===== ITEMS =====

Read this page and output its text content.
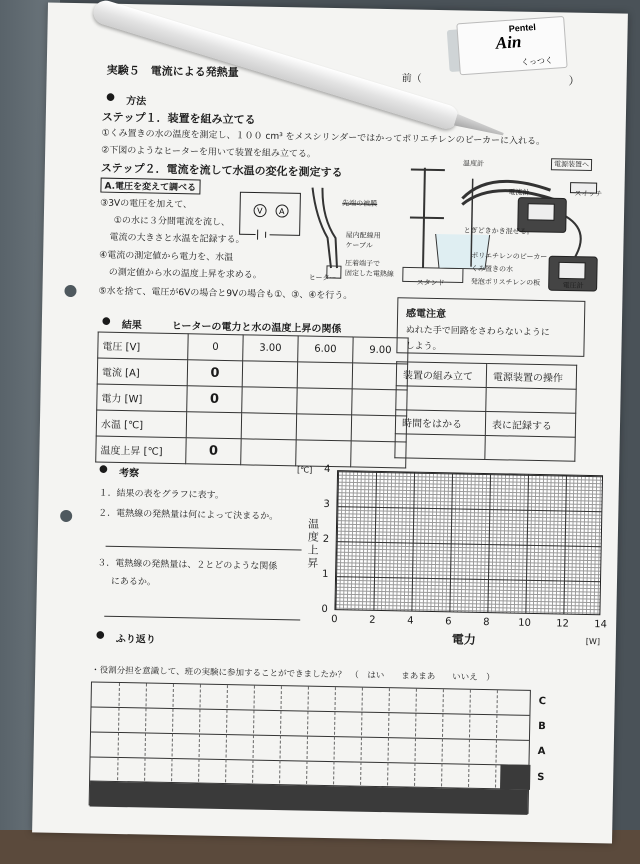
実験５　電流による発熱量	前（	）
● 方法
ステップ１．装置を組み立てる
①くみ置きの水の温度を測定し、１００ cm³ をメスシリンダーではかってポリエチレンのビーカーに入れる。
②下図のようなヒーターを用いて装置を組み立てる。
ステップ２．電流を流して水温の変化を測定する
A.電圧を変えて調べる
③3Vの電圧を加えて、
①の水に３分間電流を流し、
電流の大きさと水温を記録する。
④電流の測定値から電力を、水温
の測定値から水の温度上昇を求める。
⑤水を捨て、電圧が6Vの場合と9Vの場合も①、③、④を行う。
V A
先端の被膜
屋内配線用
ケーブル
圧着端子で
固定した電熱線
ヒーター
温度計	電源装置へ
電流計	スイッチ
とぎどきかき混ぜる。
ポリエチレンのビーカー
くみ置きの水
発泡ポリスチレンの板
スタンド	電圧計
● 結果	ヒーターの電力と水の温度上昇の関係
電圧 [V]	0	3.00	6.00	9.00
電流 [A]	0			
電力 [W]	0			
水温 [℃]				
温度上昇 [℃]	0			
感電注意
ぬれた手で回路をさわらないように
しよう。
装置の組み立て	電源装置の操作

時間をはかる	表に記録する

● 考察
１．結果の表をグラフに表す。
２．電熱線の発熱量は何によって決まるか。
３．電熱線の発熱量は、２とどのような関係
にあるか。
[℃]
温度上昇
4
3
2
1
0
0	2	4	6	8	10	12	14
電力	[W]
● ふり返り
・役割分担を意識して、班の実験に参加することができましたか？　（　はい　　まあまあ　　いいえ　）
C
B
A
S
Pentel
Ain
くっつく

=====
===== ITEMS =====

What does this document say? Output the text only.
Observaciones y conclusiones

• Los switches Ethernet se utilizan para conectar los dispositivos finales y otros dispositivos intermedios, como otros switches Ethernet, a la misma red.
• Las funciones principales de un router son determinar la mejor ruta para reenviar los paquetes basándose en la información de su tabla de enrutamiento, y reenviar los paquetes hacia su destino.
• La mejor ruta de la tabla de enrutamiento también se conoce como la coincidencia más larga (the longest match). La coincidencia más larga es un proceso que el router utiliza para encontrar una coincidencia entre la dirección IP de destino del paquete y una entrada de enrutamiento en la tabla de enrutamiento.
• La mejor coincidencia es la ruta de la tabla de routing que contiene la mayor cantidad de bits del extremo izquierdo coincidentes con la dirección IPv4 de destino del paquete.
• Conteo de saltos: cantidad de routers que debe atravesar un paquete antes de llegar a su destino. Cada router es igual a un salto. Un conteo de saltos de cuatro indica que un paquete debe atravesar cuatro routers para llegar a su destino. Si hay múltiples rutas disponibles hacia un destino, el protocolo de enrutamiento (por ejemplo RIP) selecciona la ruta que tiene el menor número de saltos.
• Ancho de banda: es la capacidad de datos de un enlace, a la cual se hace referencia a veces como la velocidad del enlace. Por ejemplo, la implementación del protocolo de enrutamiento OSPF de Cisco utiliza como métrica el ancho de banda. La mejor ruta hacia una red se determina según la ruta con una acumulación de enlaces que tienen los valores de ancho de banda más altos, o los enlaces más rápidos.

=====
===== ITEMS =====

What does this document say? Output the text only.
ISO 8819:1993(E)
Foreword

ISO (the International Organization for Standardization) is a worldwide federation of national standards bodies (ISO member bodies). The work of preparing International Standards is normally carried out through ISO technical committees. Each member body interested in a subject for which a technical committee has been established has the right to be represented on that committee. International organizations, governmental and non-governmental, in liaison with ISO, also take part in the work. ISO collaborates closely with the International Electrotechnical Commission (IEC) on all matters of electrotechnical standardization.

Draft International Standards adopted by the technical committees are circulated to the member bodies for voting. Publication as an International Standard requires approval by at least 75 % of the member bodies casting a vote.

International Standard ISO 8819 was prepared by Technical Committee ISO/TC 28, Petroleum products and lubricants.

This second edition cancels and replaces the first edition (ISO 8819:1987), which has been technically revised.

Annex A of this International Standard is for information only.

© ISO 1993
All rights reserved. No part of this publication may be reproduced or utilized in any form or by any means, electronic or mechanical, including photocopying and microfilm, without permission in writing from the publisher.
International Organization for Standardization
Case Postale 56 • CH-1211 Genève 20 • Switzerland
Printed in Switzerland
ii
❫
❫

=====

(CHALLENGE): Which lines in the listing above hold the word "Standards"? Show each of them.

(WRITTEN ANSWER):
ISO (the International Organization for Standardization) is a worldwide federation of national standards bodies (ISO member bodies). The work of preparing International Standards is normally carried out through ISO technical committees. Each member body interested in a subject for which a technical committee has been established has the right to be represented on that committee. International organizations, governmental and non-governmental, in liaison with ISO, also take part in the work. ISO collaborates closely with the International Electrotechnical Commission (IEC) on all matters of electrotechnical standardization.
Draft International Standards adopted by the technical committees are circulated to the member bodies for voting. Publication as an International Standard requires approval by at least 75 % of the member bodies casting a vote.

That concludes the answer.